### Work required
Look over the entries that follow and work out how many lines contain "Entire". State the number only.

### Data to use
--------------------

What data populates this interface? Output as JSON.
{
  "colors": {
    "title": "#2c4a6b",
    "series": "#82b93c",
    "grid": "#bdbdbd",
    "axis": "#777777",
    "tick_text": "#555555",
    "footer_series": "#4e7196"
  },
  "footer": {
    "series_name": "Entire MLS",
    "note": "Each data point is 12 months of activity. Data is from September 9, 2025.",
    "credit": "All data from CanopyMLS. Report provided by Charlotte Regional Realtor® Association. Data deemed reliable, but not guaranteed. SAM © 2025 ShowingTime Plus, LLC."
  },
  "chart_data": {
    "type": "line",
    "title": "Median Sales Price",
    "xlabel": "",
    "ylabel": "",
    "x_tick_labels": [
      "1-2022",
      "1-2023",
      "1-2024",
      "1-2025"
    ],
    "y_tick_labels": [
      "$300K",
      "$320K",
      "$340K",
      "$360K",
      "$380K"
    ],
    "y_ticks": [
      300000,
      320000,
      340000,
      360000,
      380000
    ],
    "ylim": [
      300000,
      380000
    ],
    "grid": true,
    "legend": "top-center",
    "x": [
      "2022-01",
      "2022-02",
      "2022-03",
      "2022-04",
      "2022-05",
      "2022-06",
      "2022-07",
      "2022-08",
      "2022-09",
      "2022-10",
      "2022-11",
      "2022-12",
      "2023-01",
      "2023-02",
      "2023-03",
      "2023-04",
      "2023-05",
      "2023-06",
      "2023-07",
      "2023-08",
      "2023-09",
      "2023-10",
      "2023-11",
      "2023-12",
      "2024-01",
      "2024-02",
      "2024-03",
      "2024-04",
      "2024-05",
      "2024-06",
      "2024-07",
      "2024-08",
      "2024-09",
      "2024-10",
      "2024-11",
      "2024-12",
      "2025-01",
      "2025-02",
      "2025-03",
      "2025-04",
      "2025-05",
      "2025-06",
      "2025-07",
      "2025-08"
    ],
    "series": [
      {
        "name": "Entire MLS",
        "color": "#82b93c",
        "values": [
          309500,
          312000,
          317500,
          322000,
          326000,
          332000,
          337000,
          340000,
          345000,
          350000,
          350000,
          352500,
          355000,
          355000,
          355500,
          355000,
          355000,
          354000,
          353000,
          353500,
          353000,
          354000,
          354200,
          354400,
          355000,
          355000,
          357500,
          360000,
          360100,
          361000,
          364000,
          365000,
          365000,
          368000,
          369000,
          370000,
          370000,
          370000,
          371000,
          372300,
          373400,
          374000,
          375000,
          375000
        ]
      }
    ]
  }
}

--------------------

### Answer for the task
2